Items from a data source

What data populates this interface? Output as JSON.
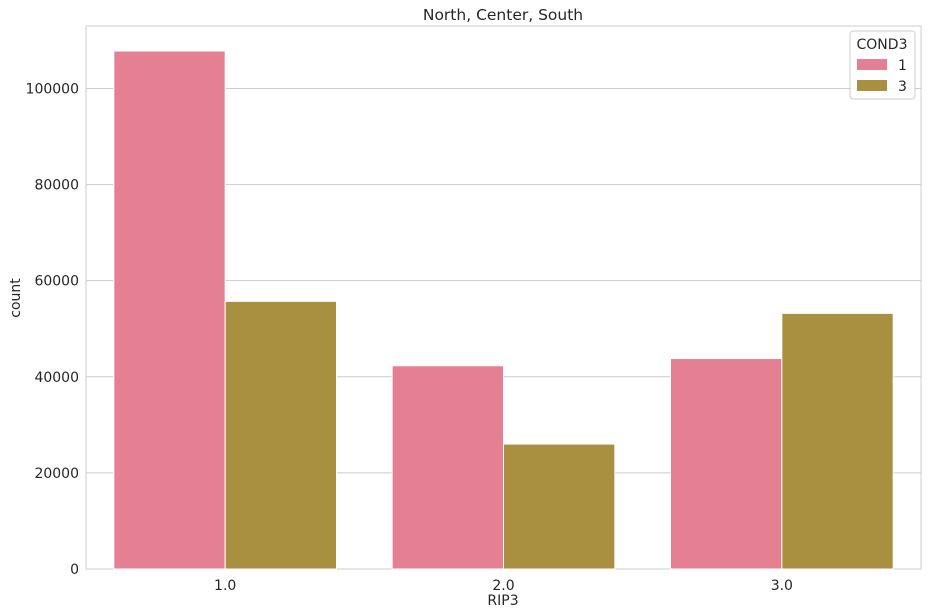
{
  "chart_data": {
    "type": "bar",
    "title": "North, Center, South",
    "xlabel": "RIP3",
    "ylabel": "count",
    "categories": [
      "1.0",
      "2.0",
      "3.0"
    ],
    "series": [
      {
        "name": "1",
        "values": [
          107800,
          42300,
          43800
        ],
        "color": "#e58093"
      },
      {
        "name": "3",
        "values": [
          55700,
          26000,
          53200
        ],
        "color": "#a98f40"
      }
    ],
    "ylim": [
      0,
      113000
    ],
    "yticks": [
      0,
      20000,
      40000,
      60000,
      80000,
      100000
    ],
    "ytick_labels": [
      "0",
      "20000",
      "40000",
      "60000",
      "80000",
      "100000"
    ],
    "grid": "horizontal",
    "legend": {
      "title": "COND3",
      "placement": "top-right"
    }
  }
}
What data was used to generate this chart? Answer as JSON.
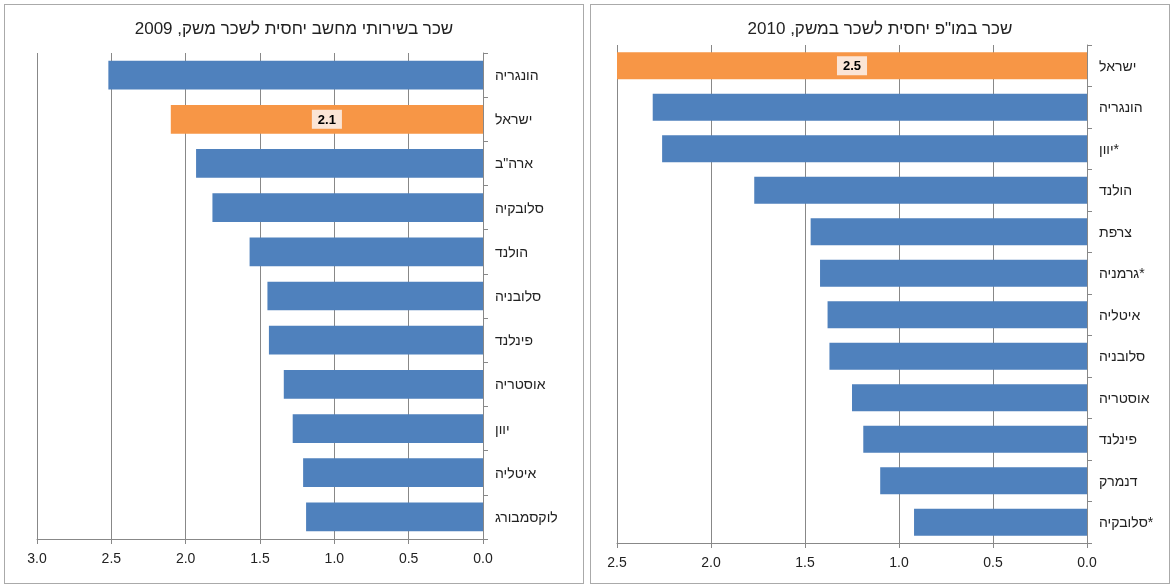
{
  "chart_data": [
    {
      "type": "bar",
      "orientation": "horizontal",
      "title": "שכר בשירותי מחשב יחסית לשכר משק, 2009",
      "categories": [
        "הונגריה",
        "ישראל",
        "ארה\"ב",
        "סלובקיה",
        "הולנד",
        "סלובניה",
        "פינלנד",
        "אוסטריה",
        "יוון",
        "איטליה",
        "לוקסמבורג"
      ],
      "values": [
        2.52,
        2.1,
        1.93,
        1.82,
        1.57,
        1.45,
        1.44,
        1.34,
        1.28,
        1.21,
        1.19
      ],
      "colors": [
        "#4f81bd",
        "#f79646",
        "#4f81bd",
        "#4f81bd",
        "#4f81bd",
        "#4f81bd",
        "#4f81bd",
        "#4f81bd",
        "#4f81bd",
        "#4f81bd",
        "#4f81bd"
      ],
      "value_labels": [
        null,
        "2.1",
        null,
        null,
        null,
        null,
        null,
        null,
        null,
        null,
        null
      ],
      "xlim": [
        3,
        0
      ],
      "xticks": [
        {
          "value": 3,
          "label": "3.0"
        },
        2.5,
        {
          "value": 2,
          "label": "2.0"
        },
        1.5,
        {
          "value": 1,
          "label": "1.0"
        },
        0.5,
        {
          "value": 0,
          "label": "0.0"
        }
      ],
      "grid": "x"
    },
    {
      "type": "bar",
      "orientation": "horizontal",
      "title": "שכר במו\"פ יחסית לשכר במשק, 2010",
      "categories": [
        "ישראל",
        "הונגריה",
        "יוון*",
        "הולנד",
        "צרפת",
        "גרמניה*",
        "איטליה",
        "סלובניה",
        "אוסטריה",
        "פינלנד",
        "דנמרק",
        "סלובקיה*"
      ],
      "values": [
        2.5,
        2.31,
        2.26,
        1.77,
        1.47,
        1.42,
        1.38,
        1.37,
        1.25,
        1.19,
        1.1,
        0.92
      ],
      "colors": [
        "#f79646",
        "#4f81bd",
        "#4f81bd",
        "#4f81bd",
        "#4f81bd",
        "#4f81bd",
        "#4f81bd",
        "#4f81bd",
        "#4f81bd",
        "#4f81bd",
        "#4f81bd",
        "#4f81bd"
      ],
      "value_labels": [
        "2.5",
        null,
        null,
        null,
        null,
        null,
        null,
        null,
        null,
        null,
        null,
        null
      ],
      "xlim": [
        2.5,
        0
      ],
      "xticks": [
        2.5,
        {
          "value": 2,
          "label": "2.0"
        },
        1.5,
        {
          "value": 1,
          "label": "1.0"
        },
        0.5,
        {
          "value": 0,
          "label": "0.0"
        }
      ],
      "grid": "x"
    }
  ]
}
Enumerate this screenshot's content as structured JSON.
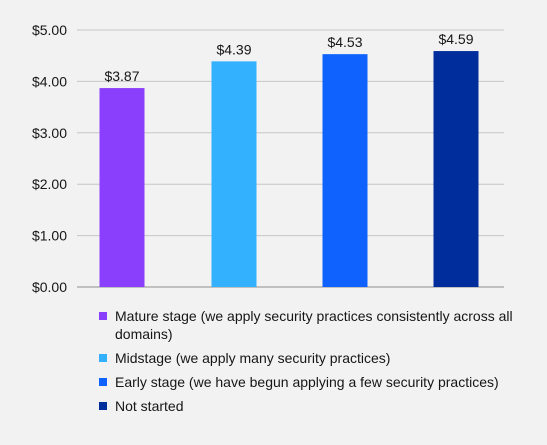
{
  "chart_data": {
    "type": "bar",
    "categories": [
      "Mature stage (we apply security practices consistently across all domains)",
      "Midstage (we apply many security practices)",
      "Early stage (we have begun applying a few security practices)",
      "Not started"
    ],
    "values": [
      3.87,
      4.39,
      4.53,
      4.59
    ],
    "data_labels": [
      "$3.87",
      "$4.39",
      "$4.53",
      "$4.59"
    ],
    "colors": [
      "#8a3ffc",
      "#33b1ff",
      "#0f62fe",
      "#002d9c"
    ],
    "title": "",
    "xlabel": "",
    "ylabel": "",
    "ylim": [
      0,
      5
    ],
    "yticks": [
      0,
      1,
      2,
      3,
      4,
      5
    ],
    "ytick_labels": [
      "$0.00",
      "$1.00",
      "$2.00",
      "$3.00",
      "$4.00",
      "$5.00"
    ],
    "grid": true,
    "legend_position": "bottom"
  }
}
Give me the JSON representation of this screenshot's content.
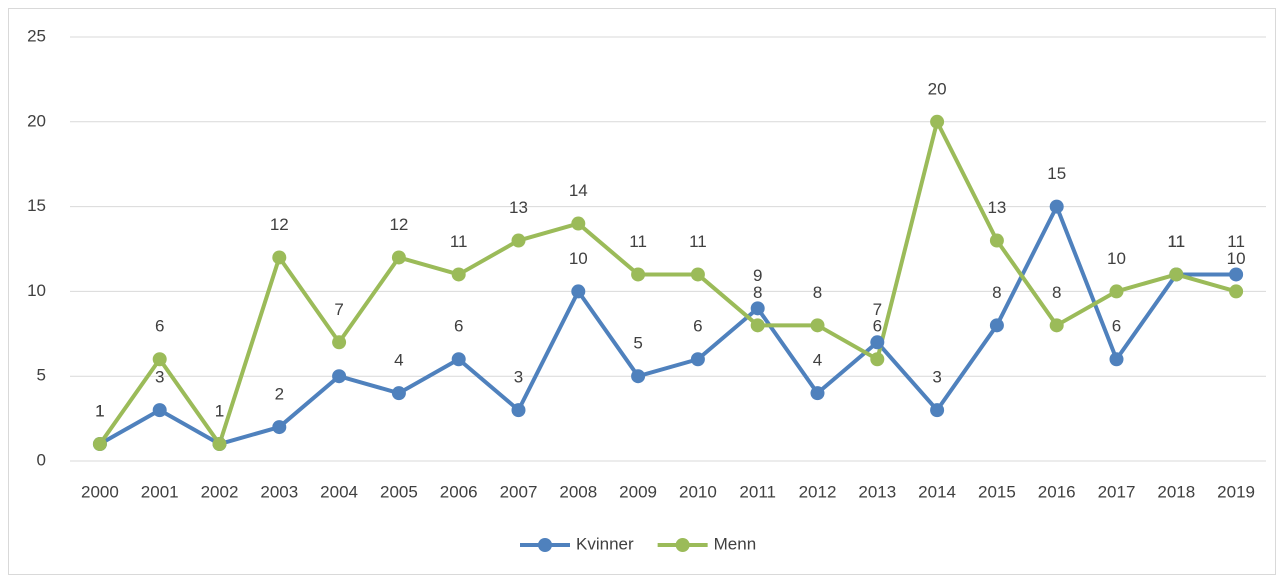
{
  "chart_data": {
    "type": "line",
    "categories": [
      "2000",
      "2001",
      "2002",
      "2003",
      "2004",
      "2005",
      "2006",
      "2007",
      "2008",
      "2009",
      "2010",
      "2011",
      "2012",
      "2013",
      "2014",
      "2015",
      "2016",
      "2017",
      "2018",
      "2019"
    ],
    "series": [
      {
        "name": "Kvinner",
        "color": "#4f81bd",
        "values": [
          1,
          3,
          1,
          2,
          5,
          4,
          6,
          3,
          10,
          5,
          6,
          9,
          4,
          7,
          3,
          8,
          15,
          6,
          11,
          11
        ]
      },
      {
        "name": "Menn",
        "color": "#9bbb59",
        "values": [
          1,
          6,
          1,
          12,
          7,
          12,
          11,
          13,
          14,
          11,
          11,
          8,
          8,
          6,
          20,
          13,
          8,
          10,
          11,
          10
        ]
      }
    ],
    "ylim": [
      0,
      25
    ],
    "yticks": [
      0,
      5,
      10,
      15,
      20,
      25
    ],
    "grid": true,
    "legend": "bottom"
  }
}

> [OBJECTIVE]:
Make an exact copy of the data above, pictures excluded.

> [OUTPUT OF THE EXERCISE]:
What data populates this interface? Output as JSON.
{
  "chart_data": {
    "type": "bar",
    "title": "North, Center, South",
    "xlabel": "RIP3",
    "ylabel": "count",
    "categories": [
      "1.0",
      "2.0",
      "3.0"
    ],
    "series": [
      {
        "name": "1",
        "values": [
          107800,
          42300,
          43800
        ],
        "color": "#e58093"
      },
      {
        "name": "3",
        "values": [
          55700,
          26000,
          53200
        ],
        "color": "#a98f40"
      }
    ],
    "ylim": [
      0,
      113000
    ],
    "yticks": [
      0,
      20000,
      40000,
      60000,
      80000,
      100000
    ],
    "ytick_labels": [
      "0",
      "20000",
      "40000",
      "60000",
      "80000",
      "100000"
    ],
    "grid": "horizontal",
    "legend": {
      "title": "COND3",
      "placement": "top-right"
    }
  }
}
What data was used to generate this chart? Answer as JSON.
{
  "chart_data": [
    {
      "type": "bar",
      "orientation": "horizontal",
      "title": "שכר בשירותי מחשב יחסית לשכר משק, 2009",
      "categories": [
        "הונגריה",
        "ישראל",
        "ארה\"ב",
        "סלובקיה",
        "הולנד",
        "סלובניה",
        "פינלנד",
        "אוסטריה",
        "יוון",
        "איטליה",
        "לוקסמבורג"
      ],
      "values": [
        2.52,
        2.1,
        1.93,
        1.82,
        1.57,
        1.45,
        1.44,
        1.34,
        1.28,
        1.21,
        1.19
      ],
      "colors": [
        "#4f81bd",
        "#f79646",
        "#4f81bd",
        "#4f81bd",
        "#4f81bd",
        "#4f81bd",
        "#4f81bd",
        "#4f81bd",
        "#4f81bd",
        "#4f81bd",
        "#4f81bd"
      ],
      "value_labels": [
        null,
        "2.1",
        null,
        null,
        null,
        null,
        null,
        null,
        null,
        null,
        null
      ],
      "xlim": [
        3,
        0
      ],
      "xticks": [
        {
          "value": 3,
          "label": "3.0"
        },
        2.5,
        {
          "value": 2,
          "label": "2.0"
        },
        1.5,
        {
          "value": 1,
          "label": "1.0"
        },
        0.5,
        {
          "value": 0,
          "label": "0.0"
        }
      ],
      "grid": "x"
    },
    {
      "type": "bar",
      "orientation": "horizontal",
      "title": "שכר במו\"פ יחסית לשכר במשק, 2010",
      "categories": [
        "ישראל",
        "הונגריה",
        "יוון*",
        "הולנד",
        "צרפת",
        "גרמניה*",
        "איטליה",
        "סלובניה",
        "אוסטריה",
        "פינלנד",
        "דנמרק",
        "סלובקיה*"
      ],
      "values": [
        2.5,
        2.31,
        2.26,
        1.77,
        1.47,
        1.42,
        1.38,
        1.37,
        1.25,
        1.19,
        1.1,
        0.92
      ],
      "colors": [
        "#f79646",
        "#4f81bd",
        "#4f81bd",
        "#4f81bd",
        "#4f81bd",
        "#4f81bd",
        "#4f81bd",
        "#4f81bd",
        "#4f81bd",
        "#4f81bd",
        "#4f81bd",
        "#4f81bd"
      ],
      "value_labels": [
        "2.5",
        null,
        null,
        null,
        null,
        null,
        null,
        null,
        null,
        null,
        null,
        null
      ],
      "xlim": [
        2.5,
        0
      ],
      "xticks": [
        2.5,
        {
          "value": 2,
          "label": "2.0"
        },
        1.5,
        {
          "value": 1,
          "label": "1.0"
        },
        0.5,
        {
          "value": 0,
          "label": "0.0"
        }
      ],
      "grid": "x"
    }
  ]
}
Enumerate this screenshot's content as structured JSON.
{
  "chart_data": {
    "type": "bar",
    "categories": [
      "Mature stage (we apply security practices consistently across all domains)",
      "Midstage (we apply many security practices)",
      "Early stage (we have begun applying a few security practices)",
      "Not started"
    ],
    "values": [
      3.87,
      4.39,
      4.53,
      4.59
    ],
    "data_labels": [
      "$3.87",
      "$4.39",
      "$4.53",
      "$4.59"
    ],
    "colors": [
      "#8a3ffc",
      "#33b1ff",
      "#0f62fe",
      "#002d9c"
    ],
    "title": "",
    "xlabel": "",
    "ylabel": "",
    "ylim": [
      0,
      5
    ],
    "yticks": [
      0,
      1,
      2,
      3,
      4,
      5
    ],
    "ytick_labels": [
      "$0.00",
      "$1.00",
      "$2.00",
      "$3.00",
      "$4.00",
      "$5.00"
    ],
    "grid": true,
    "legend_position": "bottom"
  }
}
Give me the JSON representation of this screenshot's content.
{
  "chart_data": {
    "type": "line",
    "categories": [
      "2000",
      "2001",
      "2002",
      "2003",
      "2004",
      "2005",
      "2006",
      "2007",
      "2008",
      "2009",
      "2010",
      "2011",
      "2012",
      "2013",
      "2014",
      "2015",
      "2016",
      "2017",
      "2018",
      "2019"
    ],
    "series": [
      {
        "name": "Kvinner",
        "color": "#4f81bd",
        "values": [
          1,
          3,
          1,
          2,
          5,
          4,
          6,
          3,
          10,
          5,
          6,
          9,
          4,
          7,
          3,
          8,
          15,
          6,
          11,
          11
        ]
      },
      {
        "name": "Menn",
        "color": "#9bbb59",
        "values": [
          1,
          6,
          1,
          12,
          7,
          12,
          11,
          13,
          14,
          11,
          11,
          8,
          8,
          6,
          20,
          13,
          8,
          10,
          11,
          10
        ]
      }
    ],
    "ylim": [
      0,
      25
    ],
    "yticks": [
      0,
      5,
      10,
      15,
      20,
      25
    ],
    "grid": true,
    "legend": "bottom"
  }
}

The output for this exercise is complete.